## EXTRACTED TEXT
· · · · ·
Romanian film review – You Are Ceauşescu to Me & The Hole

24 August 2022

Still showing in cinemas, Pentru mine tu ești Ceaușescu/ You Are Ceauşescu to Me is one of the most interesting releases of the year. Sebastian Mihăilescu’s feature debut, a mix of documentary and fiction, is basically the making-of of a film about young Ceaușescu before he rose to his later prominence.

A series of non-professionals take turns in playing him in an audition as a young man from the countryside sentenced to prison for Communist propaganda. The actors are so young that their experiences and memories of the time before 1989 are second-hand, there is enough distance to make them approach their character with ease, curiosity, and sometimes even a hint of empathy, trying to understand his actions by also revealing something about themselves in the process.

But the dictator is not the focus of the film, its protagonists are. Mostly teenagers, the group of young men and two women also get acquainted with each other, and their interaction becomes just as fascinating to watch as their take on Ceaușescu. There is one exception, a man in his early 30s with pretty strong convictions (to say more would be a spoiler) and thus the most confusing one, both for the audience and his colleagues. Whether this was intended or not I cannot say, but it does create some tension, to unnerving effect.
· · · · ·
## DATA EXCERPTS
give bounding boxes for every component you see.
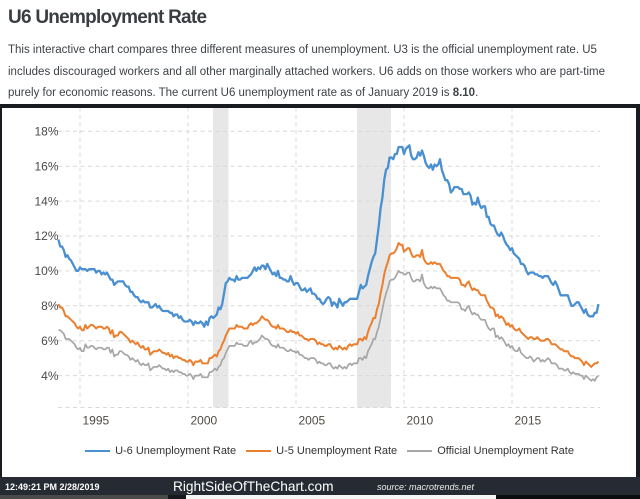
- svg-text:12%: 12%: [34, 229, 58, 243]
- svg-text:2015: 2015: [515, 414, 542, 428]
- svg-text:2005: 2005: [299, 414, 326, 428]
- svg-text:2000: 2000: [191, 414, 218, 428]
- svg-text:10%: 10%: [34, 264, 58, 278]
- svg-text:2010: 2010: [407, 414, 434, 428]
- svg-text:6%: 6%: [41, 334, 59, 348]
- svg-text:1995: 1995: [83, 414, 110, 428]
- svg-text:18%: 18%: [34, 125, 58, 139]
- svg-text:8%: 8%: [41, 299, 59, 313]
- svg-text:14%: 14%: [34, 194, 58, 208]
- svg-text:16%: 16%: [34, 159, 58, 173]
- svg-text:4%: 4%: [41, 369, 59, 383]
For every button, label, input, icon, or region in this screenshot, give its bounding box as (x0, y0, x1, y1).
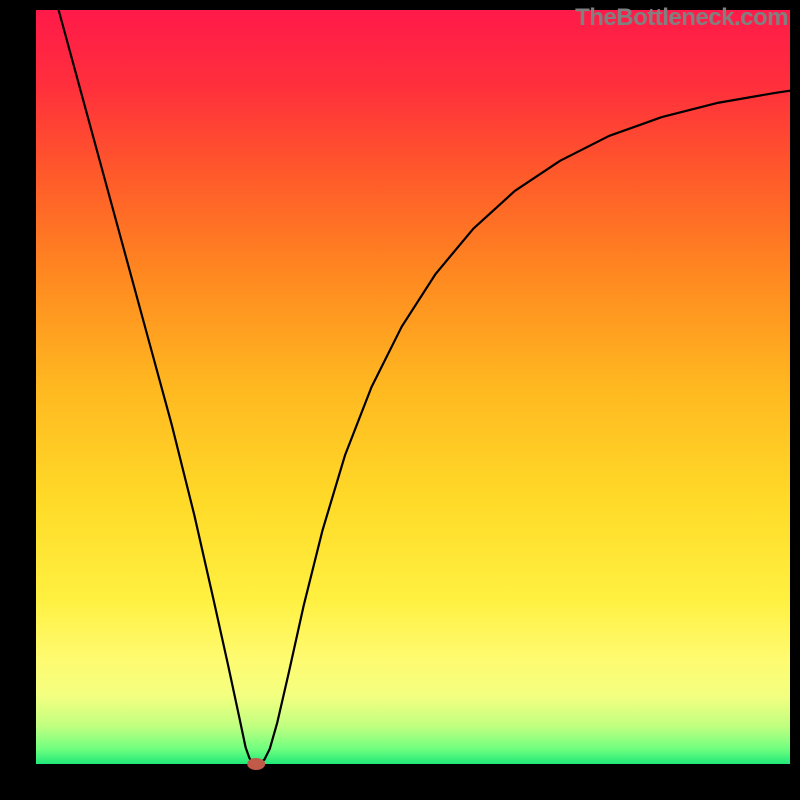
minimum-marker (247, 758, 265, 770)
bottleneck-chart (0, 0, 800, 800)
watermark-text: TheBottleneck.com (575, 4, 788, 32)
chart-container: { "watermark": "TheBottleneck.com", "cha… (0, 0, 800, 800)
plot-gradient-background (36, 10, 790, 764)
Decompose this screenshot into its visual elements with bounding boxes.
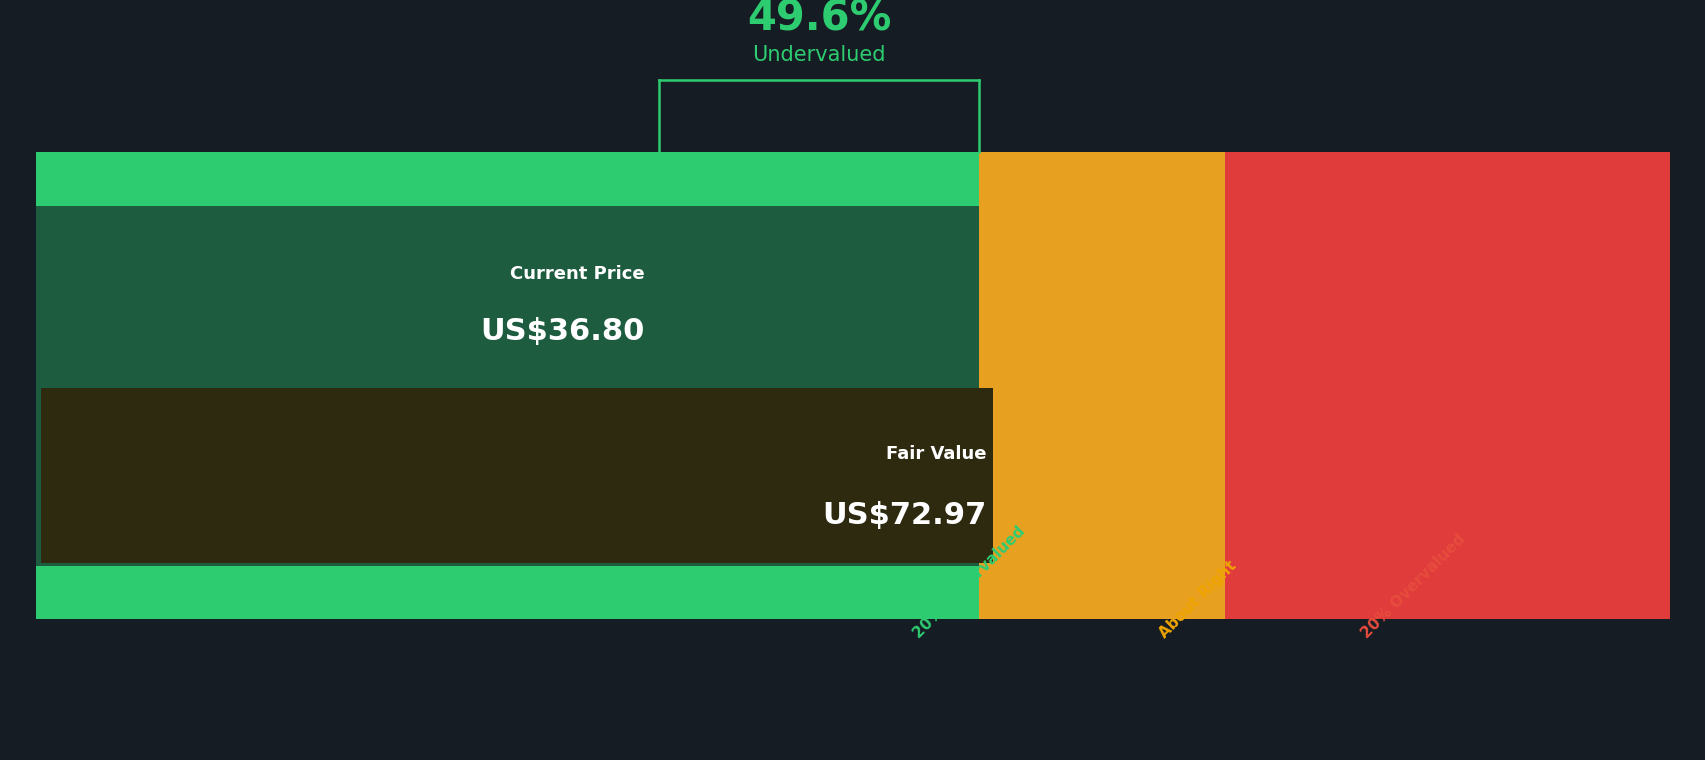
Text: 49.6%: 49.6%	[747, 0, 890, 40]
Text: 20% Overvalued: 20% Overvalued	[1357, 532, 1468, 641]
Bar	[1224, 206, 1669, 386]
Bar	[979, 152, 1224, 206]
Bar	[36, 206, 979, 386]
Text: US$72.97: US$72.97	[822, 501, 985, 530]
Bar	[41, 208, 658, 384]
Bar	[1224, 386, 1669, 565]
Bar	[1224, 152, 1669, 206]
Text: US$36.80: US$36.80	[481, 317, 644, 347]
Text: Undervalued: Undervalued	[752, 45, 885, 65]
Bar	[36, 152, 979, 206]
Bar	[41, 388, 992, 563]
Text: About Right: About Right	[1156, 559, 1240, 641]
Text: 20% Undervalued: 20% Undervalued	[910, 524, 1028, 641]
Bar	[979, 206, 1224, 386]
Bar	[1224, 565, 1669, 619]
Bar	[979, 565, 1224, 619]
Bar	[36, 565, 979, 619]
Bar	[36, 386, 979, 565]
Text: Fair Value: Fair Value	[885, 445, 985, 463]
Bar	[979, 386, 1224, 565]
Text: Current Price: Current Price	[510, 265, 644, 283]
· · · · ·
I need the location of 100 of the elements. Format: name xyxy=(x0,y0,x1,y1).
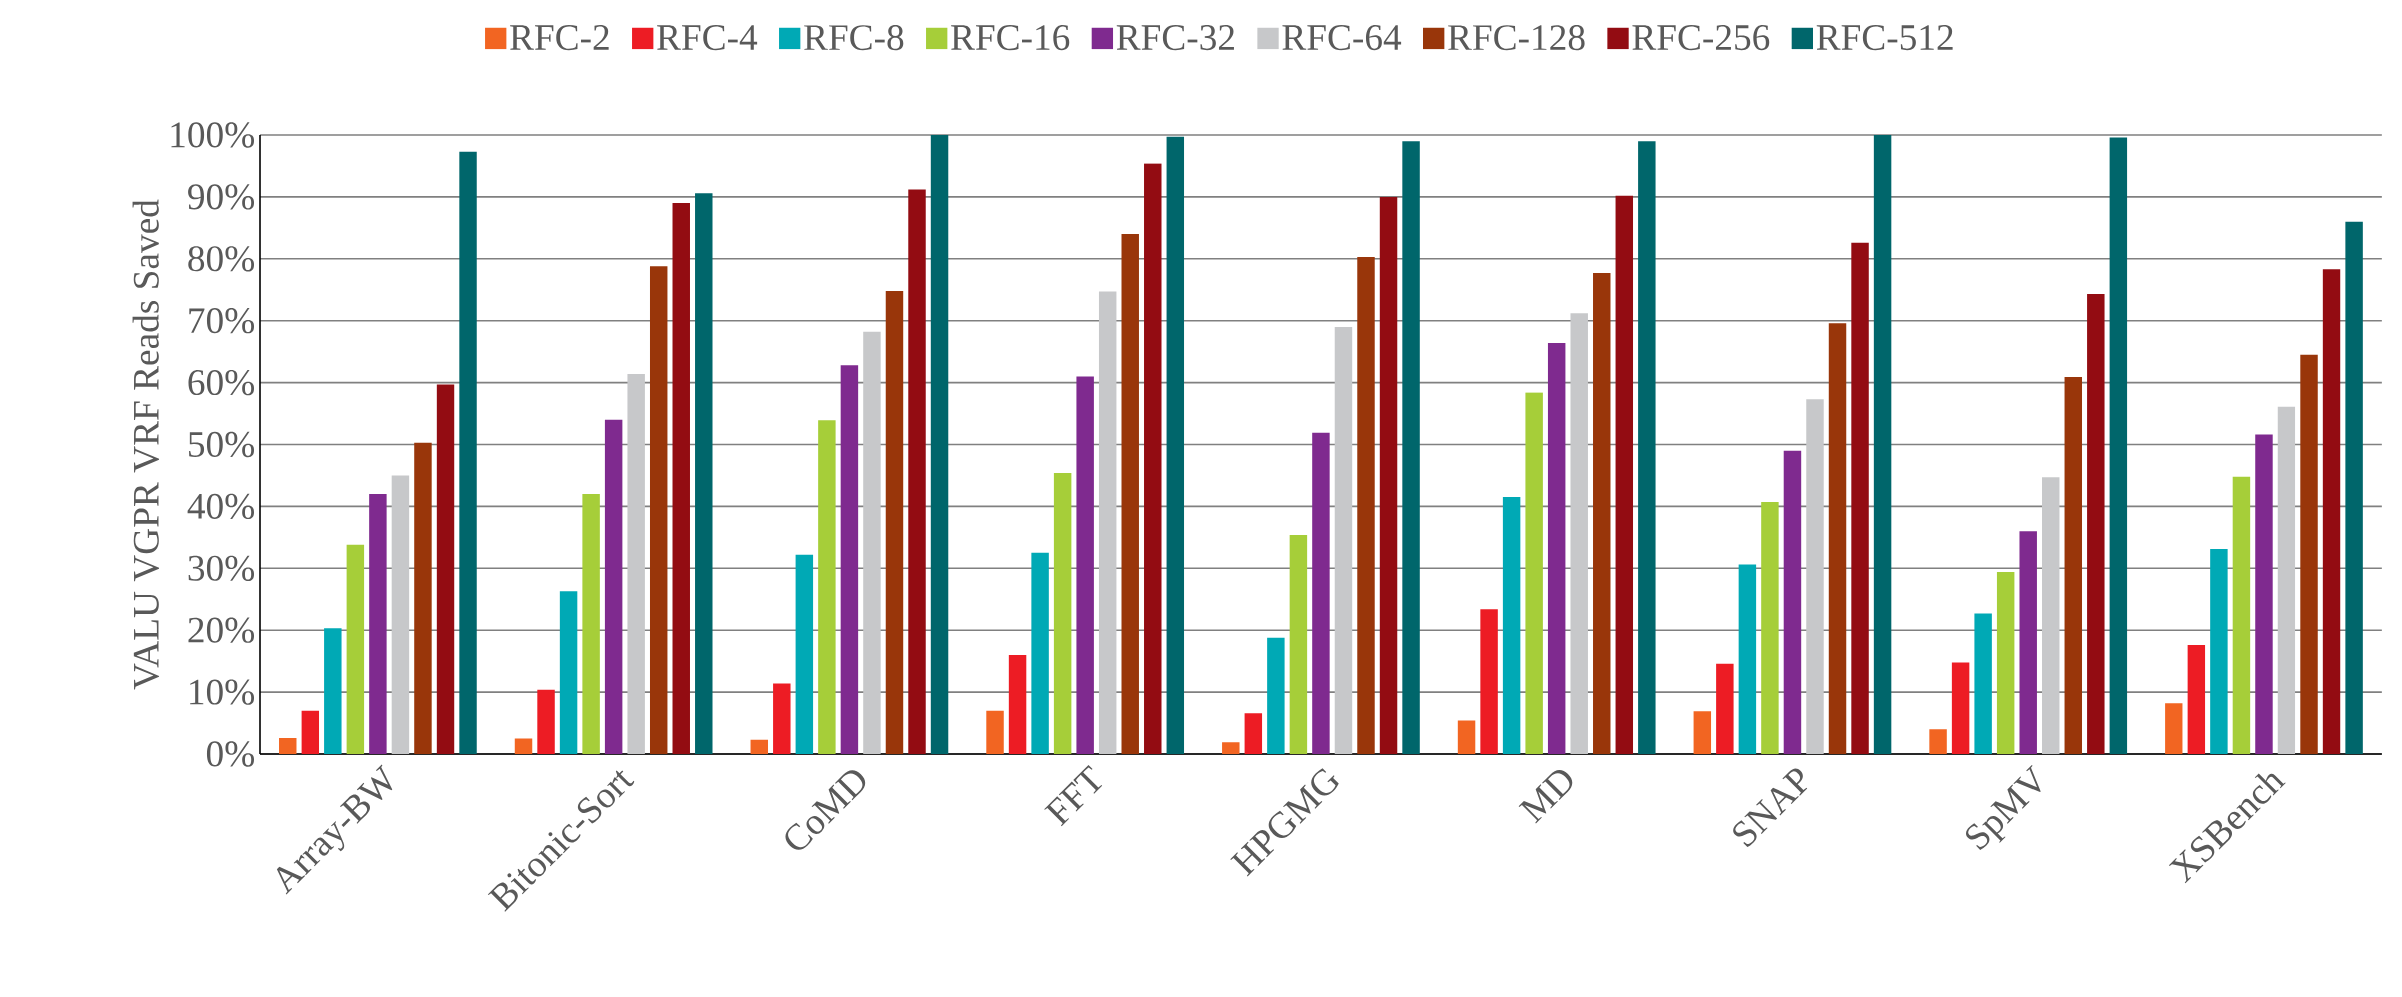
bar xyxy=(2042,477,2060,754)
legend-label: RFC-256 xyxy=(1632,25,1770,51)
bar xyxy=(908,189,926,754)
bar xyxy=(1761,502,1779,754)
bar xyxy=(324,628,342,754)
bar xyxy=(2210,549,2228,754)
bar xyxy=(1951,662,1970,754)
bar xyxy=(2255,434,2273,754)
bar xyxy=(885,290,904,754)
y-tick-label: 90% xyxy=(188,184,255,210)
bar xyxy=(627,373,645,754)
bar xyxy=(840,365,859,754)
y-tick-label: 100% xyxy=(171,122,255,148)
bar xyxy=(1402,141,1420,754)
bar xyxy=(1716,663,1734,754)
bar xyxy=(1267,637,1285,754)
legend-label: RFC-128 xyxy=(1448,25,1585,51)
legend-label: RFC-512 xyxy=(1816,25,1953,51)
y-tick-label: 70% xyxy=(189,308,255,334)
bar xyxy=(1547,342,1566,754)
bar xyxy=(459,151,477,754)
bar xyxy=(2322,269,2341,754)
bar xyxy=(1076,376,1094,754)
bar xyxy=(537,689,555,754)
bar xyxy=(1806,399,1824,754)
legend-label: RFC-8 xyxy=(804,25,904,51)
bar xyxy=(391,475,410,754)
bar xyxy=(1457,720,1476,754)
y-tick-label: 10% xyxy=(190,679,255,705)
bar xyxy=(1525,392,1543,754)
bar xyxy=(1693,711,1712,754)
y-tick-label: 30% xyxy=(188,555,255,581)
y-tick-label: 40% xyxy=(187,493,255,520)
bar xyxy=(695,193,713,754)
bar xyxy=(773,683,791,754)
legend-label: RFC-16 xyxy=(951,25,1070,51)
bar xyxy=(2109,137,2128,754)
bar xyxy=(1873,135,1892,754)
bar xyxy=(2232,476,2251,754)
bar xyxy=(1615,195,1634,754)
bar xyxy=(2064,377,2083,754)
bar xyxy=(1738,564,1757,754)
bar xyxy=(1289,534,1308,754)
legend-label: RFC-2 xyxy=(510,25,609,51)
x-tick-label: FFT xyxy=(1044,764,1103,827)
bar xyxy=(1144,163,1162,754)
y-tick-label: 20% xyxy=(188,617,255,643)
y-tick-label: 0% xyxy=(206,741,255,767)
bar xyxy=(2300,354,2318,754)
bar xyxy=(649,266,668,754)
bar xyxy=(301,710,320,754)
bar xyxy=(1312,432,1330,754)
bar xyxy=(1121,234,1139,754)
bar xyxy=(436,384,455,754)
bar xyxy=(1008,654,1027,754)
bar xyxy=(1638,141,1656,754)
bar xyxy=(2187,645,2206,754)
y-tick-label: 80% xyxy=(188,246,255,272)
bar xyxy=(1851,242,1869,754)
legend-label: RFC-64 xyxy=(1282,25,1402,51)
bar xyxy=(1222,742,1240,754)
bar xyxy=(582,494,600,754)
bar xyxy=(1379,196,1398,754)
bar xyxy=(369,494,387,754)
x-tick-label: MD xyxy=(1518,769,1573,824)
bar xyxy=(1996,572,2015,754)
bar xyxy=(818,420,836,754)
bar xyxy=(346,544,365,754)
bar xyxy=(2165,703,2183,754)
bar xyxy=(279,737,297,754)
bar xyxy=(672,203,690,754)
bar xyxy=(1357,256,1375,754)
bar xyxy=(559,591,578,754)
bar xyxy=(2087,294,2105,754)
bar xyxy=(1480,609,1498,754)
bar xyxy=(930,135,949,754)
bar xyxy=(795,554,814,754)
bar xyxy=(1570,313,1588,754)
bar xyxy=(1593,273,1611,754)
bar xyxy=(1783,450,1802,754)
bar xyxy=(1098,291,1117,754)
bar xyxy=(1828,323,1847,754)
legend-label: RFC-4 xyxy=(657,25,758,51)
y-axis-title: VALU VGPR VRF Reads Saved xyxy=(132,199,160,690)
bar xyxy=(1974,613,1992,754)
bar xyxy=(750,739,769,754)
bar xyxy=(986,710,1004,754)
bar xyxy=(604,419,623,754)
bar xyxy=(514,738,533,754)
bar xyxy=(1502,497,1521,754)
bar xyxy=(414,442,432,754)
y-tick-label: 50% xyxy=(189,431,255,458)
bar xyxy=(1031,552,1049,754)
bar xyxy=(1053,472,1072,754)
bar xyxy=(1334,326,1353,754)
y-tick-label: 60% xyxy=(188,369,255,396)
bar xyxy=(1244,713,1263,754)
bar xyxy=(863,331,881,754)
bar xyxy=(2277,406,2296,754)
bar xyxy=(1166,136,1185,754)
· · · · ·
## EXERCISE TASK 1
Can you give the film review again from "24 August 2022" to "in the process.", changing "non-professionals" to "amateurs"?
## EXERCISE TASK 2
How would the film review go on? Continue it from its last sentence.
The items have no connection to the film review.

## TASK ANSWER 1
24 August 2022

Still showing in cinemas, Pentru mine tu ești Ceaușescu/ You Are Ceauşescu to Me is one of the most interesting releases of the year. Sebastian Mihăilescu’s feature debut, a mix of documentary and fiction, is basically the making-of of a film about young Ceaușescu before he rose to his later prominence.

A series of amateurs take turns in playing him in an audition as a young man from the countryside sentenced to prison for Communist propaganda. The actors are so young that their experiences and memories of the time before 1989 are second-hand, there is enough distance to make them approach their character with ease, curiosity, and sometimes even a hint of empathy, trying to understand his actions by also revealing something about themselves in the process.

## TASK ANSWER 2
Mihăilescu’s film is not always coherent, although its jagged structure is also set by its concept, and at some point I was not sure how open he communicated his intentions to his protagonists, but what it does well is play with metafiction and the interaction between film(making), history, truth, and myth. Carefully and beautifully shot, its main achievement is to shine a light on a lesser known part of Ceaușescu’s life (amazing how there is always more to learn about someone discussed so extensively) and its genuine interest in the young.

Not a Romanian production but too much of a rarity not to recommend is Michelangelo Frammartino’s Il buco/ The Hole. Frammartino’s films are truly original in the non-cliché way, there is nothing like them out there. He observes a community or a person in their living context and the passing of time and seasons. If this sounds dry or pretentious, it is anything but, there is wonderful beauty in the gentle, perceptive, meticulously composed documentaries, a playful tone, with very, very funny moments.

The hole of the title is a massive cave in rural Calabria, southern Italy, which is explored by a group of speleologists. Based on the true events of 1961, the film shows how the work of the visitors from the north intertwines with the daily rhythm of the small mountain community.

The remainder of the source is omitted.